* [WHAT TO PRODUCE]: Each entry needs to be restated exactly as written.

* [RECORDS TO PROCESS]:

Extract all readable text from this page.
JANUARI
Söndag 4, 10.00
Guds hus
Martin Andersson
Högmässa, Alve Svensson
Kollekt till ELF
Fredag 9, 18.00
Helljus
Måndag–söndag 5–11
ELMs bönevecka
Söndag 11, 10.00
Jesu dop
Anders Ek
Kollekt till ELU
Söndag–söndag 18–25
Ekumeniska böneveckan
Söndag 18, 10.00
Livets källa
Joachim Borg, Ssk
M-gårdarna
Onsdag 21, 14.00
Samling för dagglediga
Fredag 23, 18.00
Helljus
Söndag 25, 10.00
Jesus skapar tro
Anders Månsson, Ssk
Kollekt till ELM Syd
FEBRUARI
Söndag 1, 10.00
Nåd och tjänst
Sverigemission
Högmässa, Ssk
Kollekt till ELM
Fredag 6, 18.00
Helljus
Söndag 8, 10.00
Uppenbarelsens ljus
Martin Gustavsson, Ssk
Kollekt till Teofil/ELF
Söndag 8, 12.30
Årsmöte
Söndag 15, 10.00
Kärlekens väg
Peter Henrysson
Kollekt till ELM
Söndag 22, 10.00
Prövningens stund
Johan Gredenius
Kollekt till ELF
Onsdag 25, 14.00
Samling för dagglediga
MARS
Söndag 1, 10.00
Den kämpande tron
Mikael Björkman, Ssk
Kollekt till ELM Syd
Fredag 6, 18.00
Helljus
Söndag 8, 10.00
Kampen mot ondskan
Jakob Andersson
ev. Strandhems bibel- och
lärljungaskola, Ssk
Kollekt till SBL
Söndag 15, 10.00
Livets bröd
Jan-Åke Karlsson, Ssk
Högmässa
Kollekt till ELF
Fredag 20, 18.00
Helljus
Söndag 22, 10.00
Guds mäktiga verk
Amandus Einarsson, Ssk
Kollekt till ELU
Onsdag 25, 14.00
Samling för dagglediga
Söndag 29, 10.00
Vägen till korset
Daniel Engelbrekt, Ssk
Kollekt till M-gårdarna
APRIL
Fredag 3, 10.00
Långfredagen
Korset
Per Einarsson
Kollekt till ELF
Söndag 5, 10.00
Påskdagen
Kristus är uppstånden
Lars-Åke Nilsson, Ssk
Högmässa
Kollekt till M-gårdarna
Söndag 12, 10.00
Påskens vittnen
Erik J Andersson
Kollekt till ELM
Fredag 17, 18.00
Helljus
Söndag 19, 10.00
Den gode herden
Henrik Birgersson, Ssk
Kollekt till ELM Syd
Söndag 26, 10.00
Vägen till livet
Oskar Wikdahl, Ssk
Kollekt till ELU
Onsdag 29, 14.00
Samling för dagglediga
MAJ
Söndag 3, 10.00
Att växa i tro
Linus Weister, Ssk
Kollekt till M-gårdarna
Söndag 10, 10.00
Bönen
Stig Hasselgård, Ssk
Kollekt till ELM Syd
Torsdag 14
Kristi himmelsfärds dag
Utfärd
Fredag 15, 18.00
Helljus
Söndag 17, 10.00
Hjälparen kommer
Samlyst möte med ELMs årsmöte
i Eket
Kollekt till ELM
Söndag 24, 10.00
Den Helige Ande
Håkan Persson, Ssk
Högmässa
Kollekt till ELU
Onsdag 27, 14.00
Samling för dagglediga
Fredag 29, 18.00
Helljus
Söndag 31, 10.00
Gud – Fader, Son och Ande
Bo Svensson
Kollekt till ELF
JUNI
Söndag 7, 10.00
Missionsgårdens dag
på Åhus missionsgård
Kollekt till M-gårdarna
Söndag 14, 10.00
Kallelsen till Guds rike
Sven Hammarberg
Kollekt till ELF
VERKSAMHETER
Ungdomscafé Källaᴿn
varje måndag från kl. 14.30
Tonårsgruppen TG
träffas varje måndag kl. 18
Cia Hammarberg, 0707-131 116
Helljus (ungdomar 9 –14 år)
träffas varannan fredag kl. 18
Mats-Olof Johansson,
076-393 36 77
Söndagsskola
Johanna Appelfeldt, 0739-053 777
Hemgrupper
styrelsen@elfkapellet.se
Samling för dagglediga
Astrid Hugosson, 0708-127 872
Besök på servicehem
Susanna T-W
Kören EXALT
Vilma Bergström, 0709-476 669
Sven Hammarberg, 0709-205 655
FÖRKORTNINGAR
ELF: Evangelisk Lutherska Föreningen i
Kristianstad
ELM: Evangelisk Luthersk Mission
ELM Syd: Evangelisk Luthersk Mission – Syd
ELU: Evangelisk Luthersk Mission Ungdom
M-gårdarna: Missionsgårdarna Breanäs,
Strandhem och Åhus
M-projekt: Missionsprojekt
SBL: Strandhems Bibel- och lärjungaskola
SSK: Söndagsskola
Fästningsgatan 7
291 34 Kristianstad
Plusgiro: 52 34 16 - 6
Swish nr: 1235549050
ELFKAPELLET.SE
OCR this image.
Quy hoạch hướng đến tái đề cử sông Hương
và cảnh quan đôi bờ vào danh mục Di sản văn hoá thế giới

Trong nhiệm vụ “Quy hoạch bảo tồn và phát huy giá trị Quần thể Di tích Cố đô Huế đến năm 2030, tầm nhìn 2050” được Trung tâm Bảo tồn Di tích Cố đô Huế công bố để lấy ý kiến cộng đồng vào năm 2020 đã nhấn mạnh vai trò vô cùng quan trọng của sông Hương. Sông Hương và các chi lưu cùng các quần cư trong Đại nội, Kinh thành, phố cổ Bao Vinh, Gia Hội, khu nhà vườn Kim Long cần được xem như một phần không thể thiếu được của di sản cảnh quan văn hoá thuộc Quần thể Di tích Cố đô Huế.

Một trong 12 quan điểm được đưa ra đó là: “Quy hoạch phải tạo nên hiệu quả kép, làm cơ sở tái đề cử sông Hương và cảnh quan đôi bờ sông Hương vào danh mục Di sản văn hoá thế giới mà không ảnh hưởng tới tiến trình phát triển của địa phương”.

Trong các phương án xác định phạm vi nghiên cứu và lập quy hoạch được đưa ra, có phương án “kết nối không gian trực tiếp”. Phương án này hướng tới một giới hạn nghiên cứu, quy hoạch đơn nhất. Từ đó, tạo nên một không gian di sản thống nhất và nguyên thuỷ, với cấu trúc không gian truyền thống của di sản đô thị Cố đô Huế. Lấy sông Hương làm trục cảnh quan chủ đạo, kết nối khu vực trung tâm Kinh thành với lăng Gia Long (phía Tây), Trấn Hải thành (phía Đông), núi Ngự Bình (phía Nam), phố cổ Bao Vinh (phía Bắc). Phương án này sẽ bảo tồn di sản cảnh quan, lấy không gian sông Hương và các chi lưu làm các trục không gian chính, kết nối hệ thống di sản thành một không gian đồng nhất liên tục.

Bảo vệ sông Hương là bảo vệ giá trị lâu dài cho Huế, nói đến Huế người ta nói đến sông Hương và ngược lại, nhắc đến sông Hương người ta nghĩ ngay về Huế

* [SOLUTION BELOW]:
Extract all readable text from this page.
JANUARI
Söndag 4, 10.00
Guds hus
Martin Andersson
Högmässa, Alve Svensson
Kollekt till ELF
Fredag 9, 18.00
Helljus
Måndag–söndag 5–11
ELMs bönevecka
Söndag 11, 10.00
Jesu dop
Anders Ek
Kollekt till ELU
Söndag–söndag 18–25
Ekumeniska böneveckan
Söndag 18, 10.00
Livets källa
Joachim Borg, Ssk
M-gårdarna
Onsdag 21, 14.00
Samling för dagglediga
Fredag 23, 18.00
Helljus
Söndag 25, 10.00
Jesus skapar tro
Anders Månsson, Ssk
Kollekt till ELM Syd
FEBRUARI
Söndag 1, 10.00
Nåd och tjänst
Sverigemission
Högmässa, Ssk
Kollekt till ELM
Fredag 6, 18.00
Helljus
Söndag 8, 10.00
Uppenbarelsens ljus
Martin Gustavsson, Ssk
Kollekt till Teofil/ELF
Söndag 8, 12.30
Årsmöte
Söndag 15, 10.00
Kärlekens väg
Peter Henrysson
Kollekt till ELM
Söndag 22, 10.00
Prövningens stund
Johan Gredenius
Kollekt till ELF
Onsdag 25, 14.00
Samling för dagglediga
MARS
Söndag 1, 10.00
Den kämpande tron
Mikael Björkman, Ssk
Kollekt till ELM Syd
Fredag 6, 18.00
Helljus
Söndag 8, 10.00
Kampen mot ondskan
Jakob Andersson
ev. Strandhems bibel- och
lärljungaskola, Ssk
Kollekt till SBL
Söndag 15, 10.00
Livets bröd
Jan-Åke Karlsson, Ssk
Högmässa
Kollekt till ELF
Fredag 20, 18.00
Helljus
Söndag 22, 10.00
Guds mäktiga verk
Amandus Einarsson, Ssk
Kollekt till ELU
Onsdag 25, 14.00
Samling för dagglediga
Söndag 29, 10.00
Vägen till korset
Daniel Engelbrekt, Ssk
Kollekt till M-gårdarna
APRIL
Fredag 3, 10.00
Långfredagen
Korset
Per Einarsson
Kollekt till ELF
Söndag 5, 10.00
Påskdagen
Kristus är uppstånden
Lars-Åke Nilsson, Ssk
Högmässa
Kollekt till M-gårdarna
Söndag 12, 10.00
Påskens vittnen
Erik J Andersson
Kollekt till ELM
Fredag 17, 18.00
Helljus
Söndag 19, 10.00
Den gode herden
Henrik Birgersson, Ssk
Kollekt till ELM Syd
Söndag 26, 10.00
Vägen till livet
Oskar Wikdahl, Ssk
Kollekt till ELU
Onsdag 29, 14.00
Samling för dagglediga
MAJ
Söndag 3, 10.00
Att växa i tro
Linus Weister, Ssk
Kollekt till M-gårdarna
Söndag 10, 10.00
Bönen
Stig Hasselgård, Ssk
Kollekt till ELM Syd
Torsdag 14
Kristi himmelsfärds dag
Utfärd
Fredag 15, 18.00
Helljus
Söndag 17, 10.00
Hjälparen kommer
Samlyst möte med ELMs årsmöte
i Eket
Kollekt till ELM
Söndag 24, 10.00
Den Helige Ande
Håkan Persson, Ssk
Högmässa
Kollekt till ELU
Onsdag 27, 14.00
Samling för dagglediga
Fredag 29, 18.00
Helljus
Söndag 31, 10.00
Gud – Fader, Son och Ande
Bo Svensson
Kollekt till ELF
JUNI
Söndag 7, 10.00
Missionsgårdens dag
på Åhus missionsgård
Kollekt till M-gårdarna
Söndag 14, 10.00
Kallelsen till Guds rike
Sven Hammarberg
Kollekt till ELF
VERKSAMHETER
Ungdomscafé Källaᴿn
varje måndag från kl. 14.30
Tonårsgruppen TG
träffas varje måndag kl. 18
Cia Hammarberg, 0707-131 116
Helljus (ungdomar 9 –14 år)
träffas varannan fredag kl. 18
Mats-Olof Johansson,
076-393 36 77
Söndagsskola
Johanna Appelfeldt, 0739-053 777
Hemgrupper
styrelsen@elfkapellet.se
Samling för dagglediga
Astrid Hugosson, 0708-127 872
Besök på servicehem
Susanna T-W
Kören EXALT
Vilma Bergström, 0709-476 669
Sven Hammarberg, 0709-205 655
FÖRKORTNINGAR
ELF: Evangelisk Lutherska Föreningen i
Kristianstad
ELM: Evangelisk Luthersk Mission
ELM Syd: Evangelisk Luthersk Mission – Syd
ELU: Evangelisk Luthersk Mission Ungdom
M-gårdarna: Missionsgårdarna Breanäs,
Strandhem och Åhus
M-projekt: Missionsprojekt
SBL: Strandhems Bibel- och lärjungaskola
SSK: Söndagsskola
Fästningsgatan 7
291 34 Kristianstad
Plusgiro: 52 34 16 - 6
Swish nr: 1235549050
ELFKAPELLET.SE
OCR this image.
Quy hoạch hướng đến tái đề cử sông Hương
và cảnh quan đôi bờ vào danh mục Di sản văn hoá thế giới

Trong nhiệm vụ “Quy hoạch bảo tồn và phát huy giá trị Quần thể Di tích Cố đô Huế đến năm 2030, tầm nhìn 2050” được Trung tâm Bảo tồn Di tích Cố đô Huế công bố để lấy ý kiến cộng đồng vào năm 2020 đã nhấn mạnh vai trò vô cùng quan trọng của sông Hương. Sông Hương và các chi lưu cùng các quần cư trong Đại nội, Kinh thành, phố cổ Bao Vinh, Gia Hội, khu nhà vườn Kim Long cần được xem như một phần không thể thiếu được của di sản cảnh quan văn hoá thuộc Quần thể Di tích Cố đô Huế.

Một trong 12 quan điểm được đưa ra đó là: “Quy hoạch phải tạo nên hiệu quả kép, làm cơ sở tái đề cử sông Hương và cảnh quan đôi bờ sông Hương vào danh mục Di sản văn hoá thế giới mà không ảnh hưởng tới tiến trình phát triển của địa phương”.

Trong các phương án xác định phạm vi nghiên cứu và lập quy hoạch được đưa ra, có phương án “kết nối không gian trực tiếp”. Phương án này hướng tới một giới hạn nghiên cứu, quy hoạch đơn nhất. Từ đó, tạo nên một không gian di sản thống nhất và nguyên thuỷ, với cấu trúc không gian truyền thống của di sản đô thị Cố đô Huế. Lấy sông Hương làm trục cảnh quan chủ đạo, kết nối khu vực trung tâm Kinh thành với lăng Gia Long (phía Tây), Trấn Hải thành (phía Đông), núi Ngự Bình (phía Nam), phố cổ Bao Vinh (phía Bắc). Phương án này sẽ bảo tồn di sản cảnh quan, lấy không gian sông Hương và các chi lưu làm các trục không gian chính, kết nối hệ thống di sản thành một không gian đồng nhất liên tục.

Bảo vệ sông Hương là bảo vệ giá trị lâu dài cho Huế, nói đến Huế người ta nói đến sông Hương và ngược lại, nhắc đến sông Hương người ta nghĩ ngay về Huế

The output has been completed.